**Aim**
Type out the data exactly as given. Skip any image.

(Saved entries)
>>>>>

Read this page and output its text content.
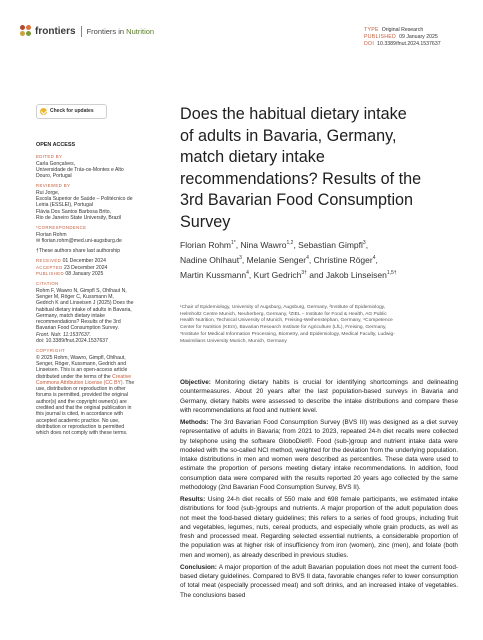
frontiers Frontiers in Nutrition	TYPE Original Research
PUBLISHED 09 January 2025
DOI 10.3389/fnut.2024.1537637
Check for updates
OPEN ACCESS
EDITED BY
Carla Gonçalves,
Universidade de Trás-os-Montes e Alto
Douro, Portugal
REVIEWED BY
Rui Jorge,
Escola Superior de Saúde – Politécnico de
Leiria (ESSLEI), Portugal
Flávia Dos Santos Barbosa Brito,
Rio de Janeiro State University, Brazil
*CORRESPONDENCE
Florian Rohm
✉ florian.rohm@med.uni-augsburg.de
†These authors share last authorship
RECEIVED 01 December 2024
ACCEPTED 23 December 2024
PUBLISHED 08 January 2025
CITATION
Rohm F, Wawro N, Gimpfl S, Ohlhaut N,
Senger M, Röger C, Kussmann M,
Gedrich K and Linseisen J (2025) Does the
habitual dietary intake of adults in Bavaria,
Germany, match dietary intake
recommendations? Results of the 3rd
Bavarian Food Consumption Survey.
Front. Nutr. 11:1537637.
doi: 10.3389/fnut.2024.1537637
COPYRIGHT
© 2025 Rohm, Wawro, Gimpfl, Ohlhaut,
Senger, Röger, Kussmann, Gedrich and
Linseisen. This is an open-access article
distributed under the terms of the Creative
Commons Attribution License (CC BY). The
use, distribution or reproduction in other
forums is permitted, provided the original
author(s) and the copyright owner(s) are
credited and that the original publication in
this journal is cited, in accordance with
accepted academic practice. No use,
distribution or reproduction is permitted
which does not comply with these terms.
Does the habitual dietary intake
of adults in Bavaria, Germany,
match dietary intake
recommendations? Results of the
3rd Bavarian Food Consumption
Survey
Florian Rohm$^{1*}$, Nina Wawro$^{1,2}$, Sebastian Gimpfl$^3$,
Nadine Ohlhaut$^3$, Melanie Senger$^4$, Christine Röger$^4$,
Martin Kussmann$^4$, Kurt Gedrich$^{3\dagger}$ and Jakob Linseisen$^{1,5\dagger}$
¹Chair of Epidemiology, University of Augsburg, Augsburg, Germany, ²Institute of Epidemiology,
Helmholtz Centre Munich, Neuherberg, Germany, ³ZIEL – Institute for Food & Health, AG Public
Health Nutrition, Technical University of Munich, Freising-Weihenstephan, Germany, ⁴Competence
Center for Nutrition (KErn), Bavarian Research Institute for Agriculture (LfL), Freising, Germany,
⁵Institute for Medical Information Processing, Biometry, and Epidemiology, Medical Faculty, Ludwig-
Maximilians University Munich, Munich, Germany

Objective: Monitoring dietary habits is crucial for identifying shortcomings and delineating countermeasures. About 20 years after the last population-based surveys in Bavaria and Germany, dietary habits were assessed to describe the intake distributions and compare these with recommendations at food and nutrient level.

Methods: The 3rd Bavarian Food Consumption Survey (BVS III) was designed as a diet survey representative of adults in Bavaria; from 2021 to 2023, repeated 24-h diet recalls were collected by telephone using the software GloboDiet®. Food (sub-)group and nutrient intake data were modeled with the so-called NCI method, weighted for the deviation from the underlying population. Intake distributions in men and women were described as percentiles. These data were used to estimate the proportion of persons meeting dietary intake recommendations. In addition, food consumption data were compared with the results reported 20 years ago collected by the same methodology (2nd Bavarian Food Consumption Survey, BVS II).

Results: Using 24-h diet recalls of 550 male and 698 female participants, we estimated intake distributions for food (sub-)groups and nutrients. A major proportion of the adult population does not meet the food-based dietary guidelines; this refers to a series of food groups, including fruit and vegetables, legumes, nuts, cereal products, and especially whole grain products, as well as fresh and processed meat. Regarding selected essential nutrients, a considerable proportion of the population was at higher risk of insufficiency from iron (women), zinc (men), and folate (both men and women), as already described in previous studies.

Conclusion: A major proportion of the adult Bavarian population does not meet the current food-based dietary guidelines. Compared to BVS II data, favorable changes refer to lower consumption of total meat (especially processed meat) and soft drinks, and an increased intake of vegetables. The conclusions based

<<<<<

**Exercise response**
Read this page and output its text content.
frontiers Frontiers in Nutrition	TYPE Original Research
PUBLISHED 09 January 2025
DOI 10.3389/fnut.2024.1537637
Check for updates
OPEN ACCESS
EDITED BY
Carla Gonçalves,
Universidade de Trás-os-Montes e Alto
Douro, Portugal
REVIEWED BY
Rui Jorge,
Escola Superior de Saúde – Politécnico de
Leiria (ESSLEI), Portugal
Flávia Dos Santos Barbosa Brito,
Rio de Janeiro State University, Brazil
*CORRESPONDENCE
Florian Rohm
✉ florian.rohm@med.uni-augsburg.de
†These authors share last authorship
RECEIVED 01 December 2024
ACCEPTED 23 December 2024
PUBLISHED 08 January 2025
CITATION
Rohm F, Wawro N, Gimpfl S, Ohlhaut N,
Senger M, Röger C, Kussmann M,
Gedrich K and Linseisen J (2025) Does the
habitual dietary intake of adults in Bavaria,
Germany, match dietary intake
recommendations? Results of the 3rd
Bavarian Food Consumption Survey.
Front. Nutr. 11:1537637.
doi: 10.3389/fnut.2024.1537637
COPYRIGHT
© 2025 Rohm, Wawro, Gimpfl, Ohlhaut,
Senger, Röger, Kussmann, Gedrich and
Linseisen. This is an open-access article
distributed under the terms of the Creative
Commons Attribution License (CC BY). The
use, distribution or reproduction in other
forums is permitted, provided the original
author(s) and the copyright owner(s) are
credited and that the original publication in
this journal is cited, in accordance with
accepted academic practice. No use,
distribution or reproduction is permitted
which does not comply with these terms.
Does the habitual dietary intake
of adults in Bavaria, Germany,
match dietary intake
recommendations? Results of the
3rd Bavarian Food Consumption
Survey
Florian Rohm$^{1*}$, Nina Wawro$^{1,2}$, Sebastian Gimpfl$^3$,
Nadine Ohlhaut$^3$, Melanie Senger$^4$, Christine Röger$^4$,
Martin Kussmann$^4$, Kurt Gedrich$^{3\dagger}$ and Jakob Linseisen$^{1,5\dagger}$
¹Chair of Epidemiology, University of Augsburg, Augsburg, Germany, ²Institute of Epidemiology,
Helmholtz Centre Munich, Neuherberg, Germany, ³ZIEL – Institute for Food & Health, AG Public
Health Nutrition, Technical University of Munich, Freising-Weihenstephan, Germany, ⁴Competence
Center for Nutrition (KErn), Bavarian Research Institute for Agriculture (LfL), Freising, Germany,
⁵Institute for Medical Information Processing, Biometry, and Epidemiology, Medical Faculty, Ludwig-
Maximilians University Munich, Munich, Germany

Objective: Monitoring dietary habits is crucial for identifying shortcomings and delineating countermeasures. About 20 years after the last population-based surveys in Bavaria and Germany, dietary habits were assessed to describe the intake distributions and compare these with recommendations at food and nutrient level.

Methods: The 3rd Bavarian Food Consumption Survey (BVS III) was designed as a diet survey representative of adults in Bavaria; from 2021 to 2023, repeated 24-h diet recalls were collected by telephone using the software GloboDiet®. Food (sub-)group and nutrient intake data were modeled with the so-called NCI method, weighted for the deviation from the underlying population. Intake distributions in men and women were described as percentiles. These data were used to estimate the proportion of persons meeting dietary intake recommendations. In addition, food consumption data were compared with the results reported 20 years ago collected by the same methodology (2nd Bavarian Food Consumption Survey, BVS II).

Results: Using 24-h diet recalls of 550 male and 698 female participants, we estimated intake distributions for food (sub-)groups and nutrients. A major proportion of the adult population does not meet the food-based dietary guidelines; this refers to a series of food groups, including fruit and vegetables, legumes, nuts, cereal products, and especially whole grain products, as well as fresh and processed meat. Regarding selected essential nutrients, a considerable proportion of the population was at higher risk of insufficiency from iron (women), zinc (men), and folate (both men and women), as already described in previous studies.

Conclusion: A major proportion of the adult Bavarian population does not meet the current food-based dietary guidelines. Compared to BVS II data, favorable changes refer to lower consumption of total meat (especially processed meat) and soft drinks, and an increased intake of vegetables. The conclusions based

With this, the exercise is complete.